#### [Text]
The re:Source Mini Con for Security Services offers you an opportunity to dive even deeper into security and compliance topics. Think of it as a one-day, fully immersive mini-conference. The Mini Con will take place in The Mirage in Las Vegas.

SEC301 – Audit Your AWS Account Against Industry Best Practices: The CIS AWS Benchmarks

Audit teams can consistently evaluate the security of an AWS account. Best practices greatly reduce complexity when managing risk and auditing the use of AWS for critical, audited, and regulated systems. You can integrate these security checks into your security and audit ecosystem. Center for Internet Security (CIS) benchmarks are incorporated into products developed by 20 security vendors, are referenced by PCI 3.1 and FedRAMP, and are included in the National Vulnerability Database (NVD) National Checklist Program (NCP). This session shows you how to implement foundational security measures in your AWS account. The prescribed best practices help make implementation of core AWS security measures more straightforward for security teams and AWS account owners.
 

SEC302 – WORKSHOP: Working with AWS Identity and Access Management (IAM) Policies and Configuring Network Security Using VPCs and Security Groups

In this 2.5-hour workshop, we will show you how to manage permissions by drafting AWS IAM policies that adhere to the principle of least privilege–granting the least permissions required to achieve a task. You will learn all the ins and outs of drafting and applying IAM policies appropriately to help secure your AWS resources.

#### [Material]
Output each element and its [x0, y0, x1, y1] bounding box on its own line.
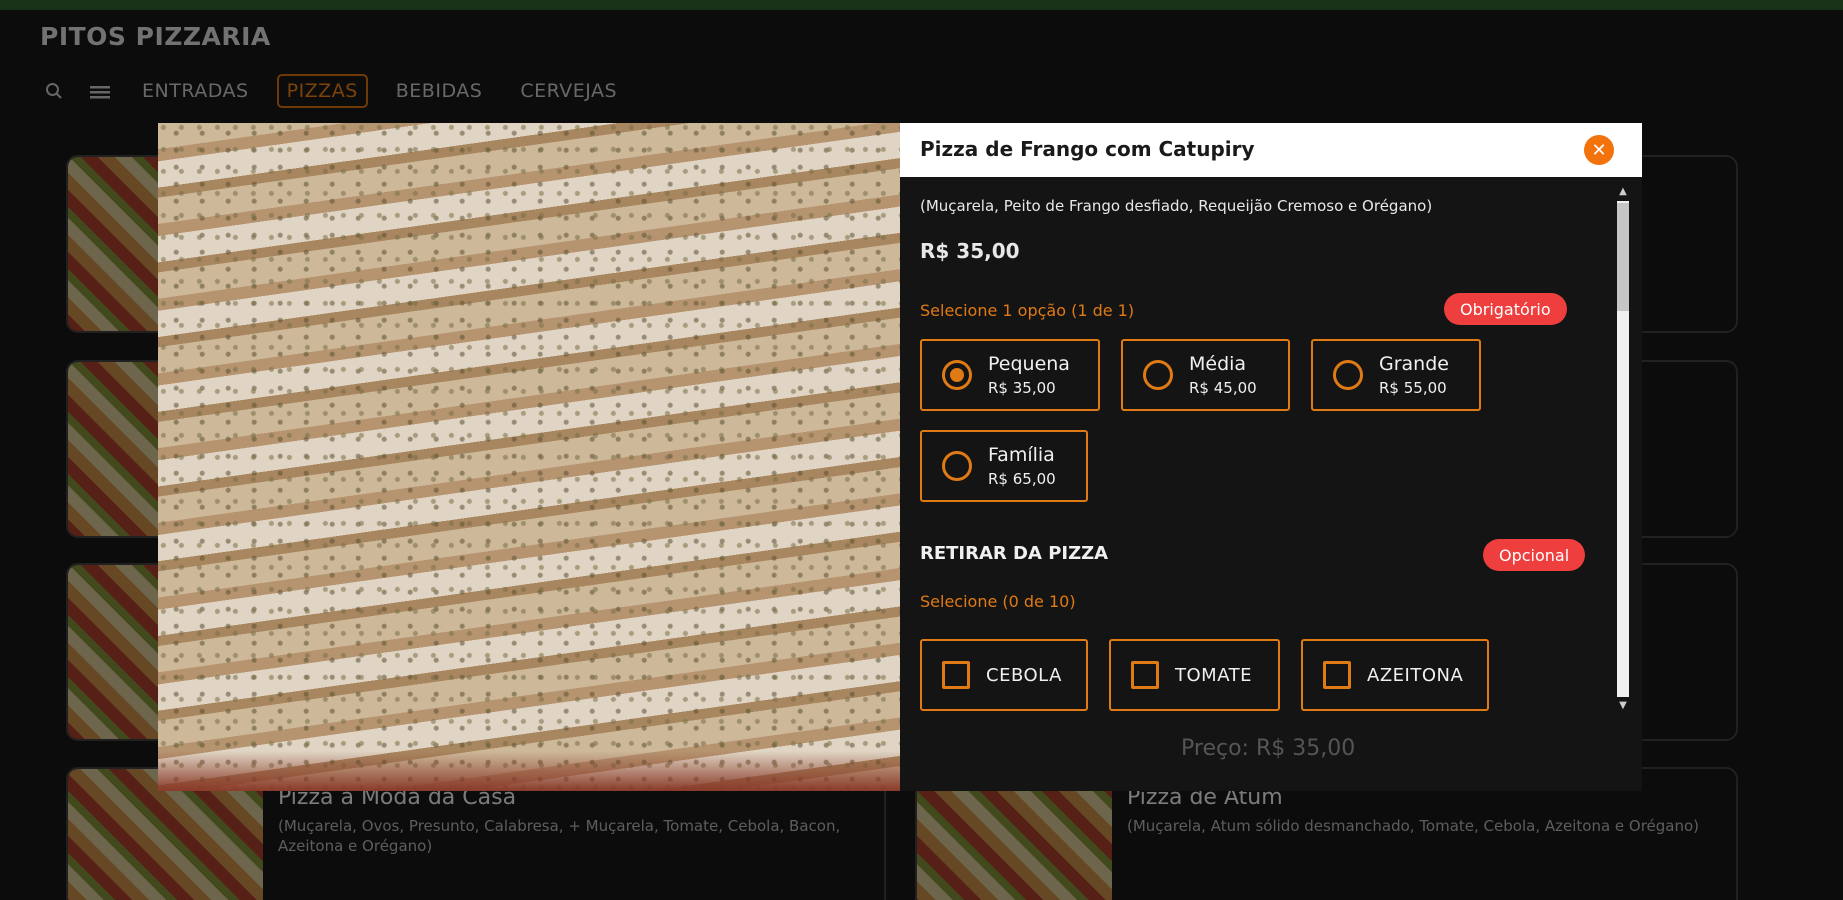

#### [To do]
Please copy everything in the Mini Con text from "SEC301 – Audit" down to "AWS account owners.", word for word.

#### [Exercise response]
SEC301 – Audit Your AWS Account Against Industry Best Practices: The CIS AWS Benchmarks

Audit teams can consistently evaluate the security of an AWS account. Best practices greatly reduce complexity when managing risk and auditing the use of AWS for critical, audited, and regulated systems. You can integrate these security checks into your security and audit ecosystem. Center for Internet Security (CIS) benchmarks are incorporated into products developed by 20 security vendors, are referenced by PCI 3.1 and FedRAMP, and are included in the National Vulnerability Database (NVD) National Checklist Program (NCP). This session shows you how to implement foundational security measures in your AWS account. The prescribed best practices help make implementation of core AWS security measures more straightforward for security teams and AWS account owners.